**RECORDS FOR PROCESSING**
□ □ □ □ □
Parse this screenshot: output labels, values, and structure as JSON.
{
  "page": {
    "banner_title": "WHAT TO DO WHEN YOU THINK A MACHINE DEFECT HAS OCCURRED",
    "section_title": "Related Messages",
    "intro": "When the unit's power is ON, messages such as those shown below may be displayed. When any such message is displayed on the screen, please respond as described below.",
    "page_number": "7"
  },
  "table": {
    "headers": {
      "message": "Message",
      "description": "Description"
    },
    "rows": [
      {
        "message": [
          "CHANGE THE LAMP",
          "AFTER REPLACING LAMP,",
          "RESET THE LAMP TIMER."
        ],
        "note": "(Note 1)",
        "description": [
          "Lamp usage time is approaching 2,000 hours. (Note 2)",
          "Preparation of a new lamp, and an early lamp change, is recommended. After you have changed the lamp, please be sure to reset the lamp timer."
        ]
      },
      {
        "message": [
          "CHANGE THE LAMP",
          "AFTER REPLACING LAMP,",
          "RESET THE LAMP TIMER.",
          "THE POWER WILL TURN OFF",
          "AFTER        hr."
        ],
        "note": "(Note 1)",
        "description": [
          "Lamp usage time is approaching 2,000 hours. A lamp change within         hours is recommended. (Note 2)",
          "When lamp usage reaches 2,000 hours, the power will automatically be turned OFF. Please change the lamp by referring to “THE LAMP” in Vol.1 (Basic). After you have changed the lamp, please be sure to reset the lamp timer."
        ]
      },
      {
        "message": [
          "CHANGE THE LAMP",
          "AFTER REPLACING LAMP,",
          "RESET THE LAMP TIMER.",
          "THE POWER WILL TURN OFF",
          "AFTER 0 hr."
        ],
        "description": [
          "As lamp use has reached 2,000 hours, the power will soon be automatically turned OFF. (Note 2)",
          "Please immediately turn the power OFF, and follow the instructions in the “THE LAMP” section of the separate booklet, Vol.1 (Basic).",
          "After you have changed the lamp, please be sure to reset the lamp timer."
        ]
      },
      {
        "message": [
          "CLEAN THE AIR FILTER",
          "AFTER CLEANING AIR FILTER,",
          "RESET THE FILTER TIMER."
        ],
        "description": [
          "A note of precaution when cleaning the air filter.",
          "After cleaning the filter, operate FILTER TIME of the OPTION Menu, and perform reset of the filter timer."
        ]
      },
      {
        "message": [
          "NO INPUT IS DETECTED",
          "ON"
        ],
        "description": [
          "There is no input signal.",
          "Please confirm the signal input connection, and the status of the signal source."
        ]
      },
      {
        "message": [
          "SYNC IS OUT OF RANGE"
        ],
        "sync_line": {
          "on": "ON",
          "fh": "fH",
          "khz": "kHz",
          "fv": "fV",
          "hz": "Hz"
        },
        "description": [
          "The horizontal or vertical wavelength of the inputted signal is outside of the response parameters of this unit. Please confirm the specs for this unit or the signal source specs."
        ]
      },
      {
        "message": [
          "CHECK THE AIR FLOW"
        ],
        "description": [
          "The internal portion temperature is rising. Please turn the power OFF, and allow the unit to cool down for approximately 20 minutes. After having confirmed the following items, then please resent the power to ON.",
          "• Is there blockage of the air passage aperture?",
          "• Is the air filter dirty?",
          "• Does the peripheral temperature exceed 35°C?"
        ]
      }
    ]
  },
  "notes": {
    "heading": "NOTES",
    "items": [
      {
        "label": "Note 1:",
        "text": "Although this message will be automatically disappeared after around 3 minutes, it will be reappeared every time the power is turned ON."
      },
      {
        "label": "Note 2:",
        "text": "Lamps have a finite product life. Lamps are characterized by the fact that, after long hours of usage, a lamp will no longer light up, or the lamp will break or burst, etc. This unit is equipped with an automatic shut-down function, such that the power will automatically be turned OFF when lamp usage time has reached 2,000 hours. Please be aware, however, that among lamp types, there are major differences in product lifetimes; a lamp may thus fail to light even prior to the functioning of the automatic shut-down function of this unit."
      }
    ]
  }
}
□ □ □ □ □
**WHAT YOU WILL DO**
Using the listing above, retype each line exactly.

**COMPLETE RESPONSE**
Parse this screenshot: output labels, values, and structure as JSON.
{
  "page": {
    "banner_title": "WHAT TO DO WHEN YOU THINK A MACHINE DEFECT HAS OCCURRED",
    "section_title": "Related Messages",
    "intro": "When the unit's power is ON, messages such as those shown below may be displayed. When any such message is displayed on the screen, please respond as described below.",
    "page_number": "7"
  },
  "table": {
    "headers": {
      "message": "Message",
      "description": "Description"
    },
    "rows": [
      {
        "message": [
          "CHANGE THE LAMP",
          "AFTER REPLACING LAMP,",
          "RESET THE LAMP TIMER."
        ],
        "note": "(Note 1)",
        "description": [
          "Lamp usage time is approaching 2,000 hours. (Note 2)",
          "Preparation of a new lamp, and an early lamp change, is recommended. After you have changed the lamp, please be sure to reset the lamp timer."
        ]
      },
      {
        "message": [
          "CHANGE THE LAMP",
          "AFTER REPLACING LAMP,",
          "RESET THE LAMP TIMER.",
          "THE POWER WILL TURN OFF",
          "AFTER        hr."
        ],
        "note": "(Note 1)",
        "description": [
          "Lamp usage time is approaching 2,000 hours. A lamp change within         hours is recommended. (Note 2)",
          "When lamp usage reaches 2,000 hours, the power will automatically be turned OFF. Please change the lamp by referring to “THE LAMP” in Vol.1 (Basic). After you have changed the lamp, please be sure to reset the lamp timer."
        ]
      },
      {
        "message": [
          "CHANGE THE LAMP",
          "AFTER REPLACING LAMP,",
          "RESET THE LAMP TIMER.",
          "THE POWER WILL TURN OFF",
          "AFTER 0 hr."
        ],
        "description": [
          "As lamp use has reached 2,000 hours, the power will soon be automatically turned OFF. (Note 2)",
          "Please immediately turn the power OFF, and follow the instructions in the “THE LAMP” section of the separate booklet, Vol.1 (Basic).",
          "After you have changed the lamp, please be sure to reset the lamp timer."
        ]
      },
      {
        "message": [
          "CLEAN THE AIR FILTER",
          "AFTER CLEANING AIR FILTER,",
          "RESET THE FILTER TIMER."
        ],
        "description": [
          "A note of precaution when cleaning the air filter.",
          "After cleaning the filter, operate FILTER TIME of the OPTION Menu, and perform reset of the filter timer."
        ]
      },
      {
        "message": [
          "NO INPUT IS DETECTED",
          "ON"
        ],
        "description": [
          "There is no input signal.",
          "Please confirm the signal input connection, and the status of the signal source."
        ]
      },
      {
        "message": [
          "SYNC IS OUT OF RANGE"
        ],
        "sync_line": {
          "on": "ON",
          "fh": "fH",
          "khz": "kHz",
          "fv": "fV",
          "hz": "Hz"
        },
        "description": [
          "The horizontal or vertical wavelength of the inputted signal is outside of the response parameters of this unit. Please confirm the specs for this unit or the signal source specs."
        ]
      },
      {
        "message": [
          "CHECK THE AIR FLOW"
        ],
        "description": [
          "The internal portion temperature is rising. Please turn the power OFF, and allow the unit to cool down for approximately 20 minutes. After having confirmed the following items, then please resent the power to ON.",
          "• Is there blockage of the air passage aperture?",
          "• Is the air filter dirty?",
          "• Does the peripheral temperature exceed 35°C?"
        ]
      }
    ]
  },
  "notes": {
    "heading": "NOTES",
    "items": [
      {
        "label": "Note 1:",
        "text": "Although this message will be automatically disappeared after around 3 minutes, it will be reappeared every time the power is turned ON."
      },
      {
        "label": "Note 2:",
        "text": "Lamps have a finite product life. Lamps are characterized by the fact that, after long hours of usage, a lamp will no longer light up, or the lamp will break or burst, etc. This unit is equipped with an automatic shut-down function, such that the power will automatically be turned OFF when lamp usage time has reached 2,000 hours. Please be aware, however, that among lamp types, there are major differences in product lifetimes; a lamp may thus fail to light even prior to the functioning of the automatic shut-down function of this unit."
      }
    ]
  }
}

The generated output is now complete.